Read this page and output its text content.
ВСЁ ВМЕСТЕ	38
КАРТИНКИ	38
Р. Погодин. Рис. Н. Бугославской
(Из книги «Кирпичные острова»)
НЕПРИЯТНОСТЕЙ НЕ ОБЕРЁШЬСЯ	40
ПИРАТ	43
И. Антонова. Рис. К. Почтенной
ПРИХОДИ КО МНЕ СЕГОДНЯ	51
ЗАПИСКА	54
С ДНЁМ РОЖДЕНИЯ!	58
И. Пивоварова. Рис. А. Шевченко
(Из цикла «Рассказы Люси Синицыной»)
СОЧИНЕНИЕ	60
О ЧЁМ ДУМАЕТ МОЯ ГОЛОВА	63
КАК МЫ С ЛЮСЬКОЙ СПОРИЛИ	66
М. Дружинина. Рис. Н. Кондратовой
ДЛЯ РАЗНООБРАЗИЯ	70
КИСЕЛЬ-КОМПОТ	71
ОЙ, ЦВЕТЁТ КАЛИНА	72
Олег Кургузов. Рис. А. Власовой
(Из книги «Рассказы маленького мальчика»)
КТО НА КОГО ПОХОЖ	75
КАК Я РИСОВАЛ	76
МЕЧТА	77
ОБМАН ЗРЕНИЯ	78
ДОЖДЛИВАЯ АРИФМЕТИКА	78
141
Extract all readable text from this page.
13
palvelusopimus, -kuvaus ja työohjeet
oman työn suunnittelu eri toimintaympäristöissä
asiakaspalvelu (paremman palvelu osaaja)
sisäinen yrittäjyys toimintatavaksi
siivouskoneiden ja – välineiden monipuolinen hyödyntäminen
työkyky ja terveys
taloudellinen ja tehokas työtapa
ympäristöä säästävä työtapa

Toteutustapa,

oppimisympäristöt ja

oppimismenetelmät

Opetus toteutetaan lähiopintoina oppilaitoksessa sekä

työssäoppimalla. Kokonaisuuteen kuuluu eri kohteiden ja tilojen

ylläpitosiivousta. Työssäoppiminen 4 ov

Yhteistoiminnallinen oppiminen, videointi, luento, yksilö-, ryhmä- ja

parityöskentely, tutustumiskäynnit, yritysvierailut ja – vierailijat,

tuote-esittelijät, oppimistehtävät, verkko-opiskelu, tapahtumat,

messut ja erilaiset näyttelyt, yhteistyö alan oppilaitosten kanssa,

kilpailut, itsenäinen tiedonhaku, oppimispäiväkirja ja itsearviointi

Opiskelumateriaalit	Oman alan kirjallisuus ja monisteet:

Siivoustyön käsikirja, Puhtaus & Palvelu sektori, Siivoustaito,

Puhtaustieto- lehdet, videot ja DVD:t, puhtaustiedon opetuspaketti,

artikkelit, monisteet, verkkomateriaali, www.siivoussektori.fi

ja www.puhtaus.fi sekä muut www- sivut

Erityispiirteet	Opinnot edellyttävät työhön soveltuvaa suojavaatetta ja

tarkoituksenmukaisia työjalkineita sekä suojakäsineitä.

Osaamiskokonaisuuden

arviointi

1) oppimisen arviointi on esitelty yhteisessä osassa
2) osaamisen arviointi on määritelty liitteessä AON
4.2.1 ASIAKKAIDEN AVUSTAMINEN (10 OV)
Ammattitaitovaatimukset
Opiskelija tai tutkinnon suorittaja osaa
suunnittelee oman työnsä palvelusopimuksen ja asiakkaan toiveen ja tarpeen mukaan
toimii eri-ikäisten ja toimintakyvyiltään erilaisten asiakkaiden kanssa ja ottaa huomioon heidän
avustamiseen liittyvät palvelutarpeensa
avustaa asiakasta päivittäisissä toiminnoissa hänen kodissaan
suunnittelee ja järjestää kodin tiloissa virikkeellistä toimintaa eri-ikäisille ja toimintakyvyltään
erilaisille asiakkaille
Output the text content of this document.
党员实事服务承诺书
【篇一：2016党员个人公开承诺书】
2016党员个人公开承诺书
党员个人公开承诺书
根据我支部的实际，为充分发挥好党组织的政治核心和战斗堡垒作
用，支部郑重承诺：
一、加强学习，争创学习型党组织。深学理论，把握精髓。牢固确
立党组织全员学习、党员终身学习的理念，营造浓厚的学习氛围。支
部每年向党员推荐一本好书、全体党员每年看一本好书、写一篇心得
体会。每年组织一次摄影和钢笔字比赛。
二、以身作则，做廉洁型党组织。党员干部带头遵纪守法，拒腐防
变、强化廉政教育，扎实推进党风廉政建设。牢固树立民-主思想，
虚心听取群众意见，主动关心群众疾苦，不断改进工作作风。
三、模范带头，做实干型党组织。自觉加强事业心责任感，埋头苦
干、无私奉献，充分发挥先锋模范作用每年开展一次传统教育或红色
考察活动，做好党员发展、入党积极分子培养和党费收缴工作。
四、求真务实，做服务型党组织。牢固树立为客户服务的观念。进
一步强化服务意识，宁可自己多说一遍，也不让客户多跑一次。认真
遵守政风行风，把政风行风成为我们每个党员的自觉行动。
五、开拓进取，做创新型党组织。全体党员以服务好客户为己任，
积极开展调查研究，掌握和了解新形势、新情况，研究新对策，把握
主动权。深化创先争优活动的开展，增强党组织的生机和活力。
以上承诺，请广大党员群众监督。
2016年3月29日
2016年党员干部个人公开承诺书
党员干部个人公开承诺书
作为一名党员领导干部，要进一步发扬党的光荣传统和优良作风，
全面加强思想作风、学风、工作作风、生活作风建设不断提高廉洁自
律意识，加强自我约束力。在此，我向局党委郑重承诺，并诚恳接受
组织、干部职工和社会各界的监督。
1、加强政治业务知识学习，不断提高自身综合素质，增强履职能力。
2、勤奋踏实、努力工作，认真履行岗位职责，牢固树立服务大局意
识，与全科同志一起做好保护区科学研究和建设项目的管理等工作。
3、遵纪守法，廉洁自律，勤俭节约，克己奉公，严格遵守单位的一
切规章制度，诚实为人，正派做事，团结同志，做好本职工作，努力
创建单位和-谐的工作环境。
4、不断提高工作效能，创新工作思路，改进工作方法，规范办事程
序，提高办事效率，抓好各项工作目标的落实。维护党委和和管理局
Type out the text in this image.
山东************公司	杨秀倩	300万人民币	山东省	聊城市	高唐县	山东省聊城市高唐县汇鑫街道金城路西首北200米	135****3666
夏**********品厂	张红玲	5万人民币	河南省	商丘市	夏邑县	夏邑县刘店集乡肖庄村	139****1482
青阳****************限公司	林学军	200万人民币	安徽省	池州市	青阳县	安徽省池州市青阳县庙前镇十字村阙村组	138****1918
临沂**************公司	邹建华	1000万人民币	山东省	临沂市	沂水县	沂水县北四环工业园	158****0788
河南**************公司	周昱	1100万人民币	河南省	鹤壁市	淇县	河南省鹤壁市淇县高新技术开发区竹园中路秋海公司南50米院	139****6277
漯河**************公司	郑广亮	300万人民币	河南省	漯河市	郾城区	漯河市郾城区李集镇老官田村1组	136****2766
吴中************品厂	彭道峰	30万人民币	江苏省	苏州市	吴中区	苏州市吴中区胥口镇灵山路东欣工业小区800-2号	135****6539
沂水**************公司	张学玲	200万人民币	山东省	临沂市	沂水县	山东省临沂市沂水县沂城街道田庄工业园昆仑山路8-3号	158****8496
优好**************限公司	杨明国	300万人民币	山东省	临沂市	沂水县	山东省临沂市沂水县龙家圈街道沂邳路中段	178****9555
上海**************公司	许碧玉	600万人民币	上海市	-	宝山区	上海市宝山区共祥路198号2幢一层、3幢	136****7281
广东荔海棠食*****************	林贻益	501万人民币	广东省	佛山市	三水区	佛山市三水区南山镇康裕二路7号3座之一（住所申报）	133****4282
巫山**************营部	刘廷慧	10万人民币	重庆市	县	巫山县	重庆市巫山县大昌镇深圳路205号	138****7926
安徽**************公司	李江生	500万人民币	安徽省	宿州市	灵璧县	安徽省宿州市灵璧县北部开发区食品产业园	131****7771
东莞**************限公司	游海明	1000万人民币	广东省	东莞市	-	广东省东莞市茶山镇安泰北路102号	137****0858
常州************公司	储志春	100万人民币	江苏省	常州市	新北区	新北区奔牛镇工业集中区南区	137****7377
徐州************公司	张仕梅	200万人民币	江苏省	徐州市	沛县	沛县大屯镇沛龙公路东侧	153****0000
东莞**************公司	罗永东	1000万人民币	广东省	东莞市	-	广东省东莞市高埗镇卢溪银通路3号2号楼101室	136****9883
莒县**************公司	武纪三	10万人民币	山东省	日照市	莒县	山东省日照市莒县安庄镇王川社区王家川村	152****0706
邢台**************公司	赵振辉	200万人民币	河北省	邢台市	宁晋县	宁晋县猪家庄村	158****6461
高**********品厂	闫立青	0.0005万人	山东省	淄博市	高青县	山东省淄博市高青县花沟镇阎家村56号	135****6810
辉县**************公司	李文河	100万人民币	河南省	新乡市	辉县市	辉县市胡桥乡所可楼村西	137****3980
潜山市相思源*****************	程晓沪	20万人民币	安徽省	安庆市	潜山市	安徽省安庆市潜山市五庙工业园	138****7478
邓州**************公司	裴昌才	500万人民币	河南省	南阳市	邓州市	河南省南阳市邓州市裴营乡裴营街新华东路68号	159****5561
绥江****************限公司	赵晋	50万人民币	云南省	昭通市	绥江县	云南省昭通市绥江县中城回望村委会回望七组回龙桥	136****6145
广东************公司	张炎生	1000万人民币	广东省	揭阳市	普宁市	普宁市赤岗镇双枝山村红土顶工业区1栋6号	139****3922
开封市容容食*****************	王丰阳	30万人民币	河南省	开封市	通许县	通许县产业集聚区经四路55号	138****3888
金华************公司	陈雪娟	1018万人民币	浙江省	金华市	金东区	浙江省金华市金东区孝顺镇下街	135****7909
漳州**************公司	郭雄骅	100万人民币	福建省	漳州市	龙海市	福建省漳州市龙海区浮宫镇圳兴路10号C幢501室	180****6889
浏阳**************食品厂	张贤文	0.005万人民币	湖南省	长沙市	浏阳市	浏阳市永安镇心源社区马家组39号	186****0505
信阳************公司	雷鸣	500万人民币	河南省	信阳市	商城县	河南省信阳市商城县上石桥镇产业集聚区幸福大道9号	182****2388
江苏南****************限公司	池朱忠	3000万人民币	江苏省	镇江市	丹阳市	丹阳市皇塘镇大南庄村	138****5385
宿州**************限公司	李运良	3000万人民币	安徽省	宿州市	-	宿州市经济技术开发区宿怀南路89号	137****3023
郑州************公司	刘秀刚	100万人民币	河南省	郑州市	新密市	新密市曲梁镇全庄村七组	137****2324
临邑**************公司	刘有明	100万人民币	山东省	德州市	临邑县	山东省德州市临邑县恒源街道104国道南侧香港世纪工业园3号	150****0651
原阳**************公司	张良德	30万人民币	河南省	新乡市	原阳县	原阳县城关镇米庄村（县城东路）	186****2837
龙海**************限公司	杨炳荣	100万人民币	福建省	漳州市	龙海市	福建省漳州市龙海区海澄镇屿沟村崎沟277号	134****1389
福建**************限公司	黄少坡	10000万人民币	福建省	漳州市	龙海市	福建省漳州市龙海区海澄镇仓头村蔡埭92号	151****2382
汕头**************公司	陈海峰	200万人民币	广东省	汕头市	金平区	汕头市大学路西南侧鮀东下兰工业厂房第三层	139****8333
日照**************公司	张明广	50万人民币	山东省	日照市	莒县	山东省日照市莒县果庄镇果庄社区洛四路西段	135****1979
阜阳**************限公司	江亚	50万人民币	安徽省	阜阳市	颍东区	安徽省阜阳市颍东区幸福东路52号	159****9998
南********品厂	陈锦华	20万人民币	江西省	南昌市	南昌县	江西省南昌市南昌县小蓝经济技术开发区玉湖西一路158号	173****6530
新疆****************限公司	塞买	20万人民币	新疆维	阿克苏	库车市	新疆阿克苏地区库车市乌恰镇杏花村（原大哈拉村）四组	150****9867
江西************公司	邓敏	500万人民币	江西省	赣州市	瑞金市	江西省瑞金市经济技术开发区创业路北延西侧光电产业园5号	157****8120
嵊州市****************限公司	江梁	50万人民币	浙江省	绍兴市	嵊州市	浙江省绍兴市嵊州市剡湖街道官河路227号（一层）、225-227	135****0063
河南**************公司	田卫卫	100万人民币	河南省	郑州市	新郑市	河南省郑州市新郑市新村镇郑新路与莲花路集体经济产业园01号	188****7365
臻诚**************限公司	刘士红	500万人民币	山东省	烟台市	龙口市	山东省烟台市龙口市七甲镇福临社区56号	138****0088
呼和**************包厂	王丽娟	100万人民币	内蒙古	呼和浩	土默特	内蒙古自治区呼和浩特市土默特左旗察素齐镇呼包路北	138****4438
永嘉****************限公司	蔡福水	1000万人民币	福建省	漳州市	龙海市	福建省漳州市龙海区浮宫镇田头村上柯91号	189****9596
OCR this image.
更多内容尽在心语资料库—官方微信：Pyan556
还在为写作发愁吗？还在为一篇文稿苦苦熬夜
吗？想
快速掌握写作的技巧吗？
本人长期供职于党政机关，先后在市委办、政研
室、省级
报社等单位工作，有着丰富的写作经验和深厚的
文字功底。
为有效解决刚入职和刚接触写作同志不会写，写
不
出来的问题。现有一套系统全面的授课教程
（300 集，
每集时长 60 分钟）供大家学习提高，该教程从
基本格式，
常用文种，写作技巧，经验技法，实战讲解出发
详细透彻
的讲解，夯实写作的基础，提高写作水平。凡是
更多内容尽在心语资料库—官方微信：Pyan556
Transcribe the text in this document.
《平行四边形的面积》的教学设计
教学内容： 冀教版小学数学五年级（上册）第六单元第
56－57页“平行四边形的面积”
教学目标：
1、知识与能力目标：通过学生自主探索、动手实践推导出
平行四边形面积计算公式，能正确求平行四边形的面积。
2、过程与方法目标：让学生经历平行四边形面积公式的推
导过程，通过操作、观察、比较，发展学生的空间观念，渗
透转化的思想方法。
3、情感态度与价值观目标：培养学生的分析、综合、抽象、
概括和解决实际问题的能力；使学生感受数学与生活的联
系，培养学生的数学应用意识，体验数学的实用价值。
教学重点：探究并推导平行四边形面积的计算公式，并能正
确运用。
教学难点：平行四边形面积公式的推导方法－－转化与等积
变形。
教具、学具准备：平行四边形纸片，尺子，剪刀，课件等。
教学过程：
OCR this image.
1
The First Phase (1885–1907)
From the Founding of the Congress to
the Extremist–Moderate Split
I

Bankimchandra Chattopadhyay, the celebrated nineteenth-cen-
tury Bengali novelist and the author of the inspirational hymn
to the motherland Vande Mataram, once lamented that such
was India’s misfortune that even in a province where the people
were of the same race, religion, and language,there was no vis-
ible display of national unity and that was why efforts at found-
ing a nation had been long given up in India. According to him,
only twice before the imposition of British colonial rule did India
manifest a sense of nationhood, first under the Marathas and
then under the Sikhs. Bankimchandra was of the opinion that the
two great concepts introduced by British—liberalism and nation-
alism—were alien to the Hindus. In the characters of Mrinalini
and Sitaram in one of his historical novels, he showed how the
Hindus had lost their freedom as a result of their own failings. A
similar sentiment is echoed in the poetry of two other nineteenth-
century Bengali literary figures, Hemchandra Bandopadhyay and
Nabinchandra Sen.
==*==
Every line holding "under" should be copied out.

EXERCISE ANSWER:
manifest a sense of nationhood, first under the Marathas and
then under the Sikhs. Bankimchandra was of the opinion that the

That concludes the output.